> **Task**: Each entry below is to be transcribed exactly.

> **Data for processing**:
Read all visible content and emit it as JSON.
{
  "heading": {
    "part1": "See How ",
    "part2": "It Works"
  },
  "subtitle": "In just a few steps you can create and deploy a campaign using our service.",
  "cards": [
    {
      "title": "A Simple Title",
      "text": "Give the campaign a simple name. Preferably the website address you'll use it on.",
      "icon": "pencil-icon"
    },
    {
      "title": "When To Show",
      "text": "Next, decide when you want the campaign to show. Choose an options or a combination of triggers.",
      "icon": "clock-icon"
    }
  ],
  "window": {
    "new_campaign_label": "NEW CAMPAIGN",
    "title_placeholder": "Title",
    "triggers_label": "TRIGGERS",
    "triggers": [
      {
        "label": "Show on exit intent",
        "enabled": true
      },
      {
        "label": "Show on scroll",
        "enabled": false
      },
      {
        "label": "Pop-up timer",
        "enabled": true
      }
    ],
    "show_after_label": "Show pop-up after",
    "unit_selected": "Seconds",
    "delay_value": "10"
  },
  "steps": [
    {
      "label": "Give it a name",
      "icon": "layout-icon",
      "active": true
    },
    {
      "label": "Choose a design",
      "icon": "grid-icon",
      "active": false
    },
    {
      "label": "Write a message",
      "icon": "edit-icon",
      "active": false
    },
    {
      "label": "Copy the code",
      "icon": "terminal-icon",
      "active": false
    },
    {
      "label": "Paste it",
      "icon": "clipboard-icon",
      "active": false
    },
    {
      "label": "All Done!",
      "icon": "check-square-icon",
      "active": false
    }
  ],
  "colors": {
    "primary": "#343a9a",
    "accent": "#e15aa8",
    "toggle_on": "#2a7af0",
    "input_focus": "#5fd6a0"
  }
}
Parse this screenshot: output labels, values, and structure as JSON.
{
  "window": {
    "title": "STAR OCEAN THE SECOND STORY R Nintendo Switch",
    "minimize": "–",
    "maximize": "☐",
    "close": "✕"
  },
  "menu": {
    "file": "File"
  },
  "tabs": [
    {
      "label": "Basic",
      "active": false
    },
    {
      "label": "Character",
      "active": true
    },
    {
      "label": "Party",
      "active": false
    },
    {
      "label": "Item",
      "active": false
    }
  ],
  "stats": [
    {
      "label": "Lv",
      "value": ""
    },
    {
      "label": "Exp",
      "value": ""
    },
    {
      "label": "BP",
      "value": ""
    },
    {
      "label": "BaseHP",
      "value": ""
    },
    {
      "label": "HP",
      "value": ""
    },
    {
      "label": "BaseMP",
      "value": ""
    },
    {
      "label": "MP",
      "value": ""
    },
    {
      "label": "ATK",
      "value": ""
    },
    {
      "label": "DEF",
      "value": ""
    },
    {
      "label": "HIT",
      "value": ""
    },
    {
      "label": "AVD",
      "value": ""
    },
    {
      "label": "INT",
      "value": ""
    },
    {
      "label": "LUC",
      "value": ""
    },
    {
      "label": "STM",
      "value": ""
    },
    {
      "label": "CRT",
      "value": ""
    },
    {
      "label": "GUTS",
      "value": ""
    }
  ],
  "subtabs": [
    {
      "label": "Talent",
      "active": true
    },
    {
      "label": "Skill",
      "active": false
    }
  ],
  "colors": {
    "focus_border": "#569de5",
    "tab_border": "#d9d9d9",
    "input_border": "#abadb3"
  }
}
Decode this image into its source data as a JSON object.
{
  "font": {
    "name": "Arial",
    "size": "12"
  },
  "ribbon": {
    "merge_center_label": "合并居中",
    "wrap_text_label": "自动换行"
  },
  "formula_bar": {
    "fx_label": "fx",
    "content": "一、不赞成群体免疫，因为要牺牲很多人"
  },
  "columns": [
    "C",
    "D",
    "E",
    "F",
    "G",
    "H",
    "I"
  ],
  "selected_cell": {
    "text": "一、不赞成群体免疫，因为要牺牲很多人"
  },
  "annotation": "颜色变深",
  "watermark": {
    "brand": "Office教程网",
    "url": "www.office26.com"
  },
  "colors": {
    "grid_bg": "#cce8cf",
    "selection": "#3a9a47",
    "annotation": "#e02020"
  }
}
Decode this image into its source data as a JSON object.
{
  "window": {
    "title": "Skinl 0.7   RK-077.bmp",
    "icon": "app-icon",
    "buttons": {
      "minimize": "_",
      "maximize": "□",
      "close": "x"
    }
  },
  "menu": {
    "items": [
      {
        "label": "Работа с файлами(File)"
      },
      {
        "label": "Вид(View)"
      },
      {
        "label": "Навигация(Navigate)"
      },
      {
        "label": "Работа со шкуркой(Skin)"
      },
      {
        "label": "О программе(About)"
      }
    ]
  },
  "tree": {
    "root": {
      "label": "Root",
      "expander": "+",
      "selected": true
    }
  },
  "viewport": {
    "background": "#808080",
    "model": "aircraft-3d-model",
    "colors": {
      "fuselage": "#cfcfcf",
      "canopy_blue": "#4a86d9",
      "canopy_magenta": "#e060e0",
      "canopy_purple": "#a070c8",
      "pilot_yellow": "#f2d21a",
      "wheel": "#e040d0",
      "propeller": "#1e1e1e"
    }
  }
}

> **Answer to this problem**:
Read all visible content and emit it as JSON.
{
  "heading": {
    "part1": "See How ",
    "part2": "It Works"
  },
  "subtitle": "In just a few steps you can create and deploy a campaign using our service.",
  "cards": [
    {
      "title": "A Simple Title",
      "text": "Give the campaign a simple name. Preferably the website address you'll use it on.",
      "icon": "pencil-icon"
    },
    {
      "title": "When To Show",
      "text": "Next, decide when you want the campaign to show. Choose an options or a combination of triggers.",
      "icon": "clock-icon"
    }
  ],
  "window": {
    "new_campaign_label": "NEW CAMPAIGN",
    "title_placeholder": "Title",
    "triggers_label": "TRIGGERS",
    "triggers": [
      {
        "label": "Show on exit intent",
        "enabled": true
      },
      {
        "label": "Show on scroll",
        "enabled": false
      },
      {
        "label": "Pop-up timer",
        "enabled": true
      }
    ],
    "show_after_label": "Show pop-up after",
    "unit_selected": "Seconds",
    "delay_value": "10"
  },
  "steps": [
    {
      "label": "Give it a name",
      "icon": "layout-icon",
      "active": true
    },
    {
      "label": "Choose a design",
      "icon": "grid-icon",
      "active": false
    },
    {
      "label": "Write a message",
      "icon": "edit-icon",
      "active": false
    },
    {
      "label": "Copy the code",
      "icon": "terminal-icon",
      "active": false
    },
    {
      "label": "Paste it",
      "icon": "clipboard-icon",
      "active": false
    },
    {
      "label": "All Done!",
      "icon": "check-square-icon",
      "active": false
    }
  ],
  "colors": {
    "primary": "#343a9a",
    "accent": "#e15aa8",
    "toggle_on": "#2a7af0",
    "input_focus": "#5fd6a0"
  }
}
Parse this screenshot: output labels, values, and structure as JSON.
{
  "window": {
    "title": "STAR OCEAN THE SECOND STORY R Nintendo Switch",
    "minimize": "–",
    "maximize": "☐",
    "close": "✕"
  },
  "menu": {
    "file": "File"
  },
  "tabs": [
    {
      "label": "Basic",
      "active": false
    },
    {
      "label": "Character",
      "active": true
    },
    {
      "label": "Party",
      "active": false
    },
    {
      "label": "Item",
      "active": false
    }
  ],
  "stats": [
    {
      "label": "Lv",
      "value": ""
    },
    {
      "label": "Exp",
      "value": ""
    },
    {
      "label": "BP",
      "value": ""
    },
    {
      "label": "BaseHP",
      "value": ""
    },
    {
      "label": "HP",
      "value": ""
    },
    {
      "label": "BaseMP",
      "value": ""
    },
    {
      "label": "MP",
      "value": ""
    },
    {
      "label": "ATK",
      "value": ""
    },
    {
      "label": "DEF",
      "value": ""
    },
    {
      "label": "HIT",
      "value": ""
    },
    {
      "label": "AVD",
      "value": ""
    },
    {
      "label": "INT",
      "value": ""
    },
    {
      "label": "LUC",
      "value": ""
    },
    {
      "label": "STM",
      "value": ""
    },
    {
      "label": "CRT",
      "value": ""
    },
    {
      "label": "GUTS",
      "value": ""
    }
  ],
  "subtabs": [
    {
      "label": "Talent",
      "active": true
    },
    {
      "label": "Skill",
      "active": false
    }
  ],
  "colors": {
    "focus_border": "#569de5",
    "tab_border": "#d9d9d9",
    "input_border": "#abadb3"
  }
}
Decode this image into its source data as a JSON object.
{
  "font": {
    "name": "Arial",
    "size": "12"
  },
  "ribbon": {
    "merge_center_label": "合并居中",
    "wrap_text_label": "自动换行"
  },
  "formula_bar": {
    "fx_label": "fx",
    "content": "一、不赞成群体免疫，因为要牺牲很多人"
  },
  "columns": [
    "C",
    "D",
    "E",
    "F",
    "G",
    "H",
    "I"
  ],
  "selected_cell": {
    "text": "一、不赞成群体免疫，因为要牺牲很多人"
  },
  "annotation": "颜色变深",
  "watermark": {
    "brand": "Office教程网",
    "url": "www.office26.com"
  },
  "colors": {
    "grid_bg": "#cce8cf",
    "selection": "#3a9a47",
    "annotation": "#e02020"
  }
}
Decode this image into its source data as a JSON object.
{
  "window": {
    "title": "Skinl 0.7   RK-077.bmp",
    "icon": "app-icon",
    "buttons": {
      "minimize": "_",
      "maximize": "□",
      "close": "x"
    }
  },
  "menu": {
    "items": [
      {
        "label": "Работа с файлами(File)"
      },
      {
        "label": "Вид(View)"
      },
      {
        "label": "Навигация(Navigate)"
      },
      {
        "label": "Работа со шкуркой(Skin)"
      },
      {
        "label": "О программе(About)"
      }
    ]
  },
  "tree": {
    "root": {
      "label": "Root",
      "expander": "+",
      "selected": true
    }
  },
  "viewport": {
    "background": "#808080",
    "model": "aircraft-3d-model",
    "colors": {
      "fuselage": "#cfcfcf",
      "canopy_blue": "#4a86d9",
      "canopy_magenta": "#e060e0",
      "canopy_purple": "#a070c8",
      "pilot_yellow": "#f2d21a",
      "wheel": "#e040d0",
      "propeller": "#1e1e1e"
    }
  }
}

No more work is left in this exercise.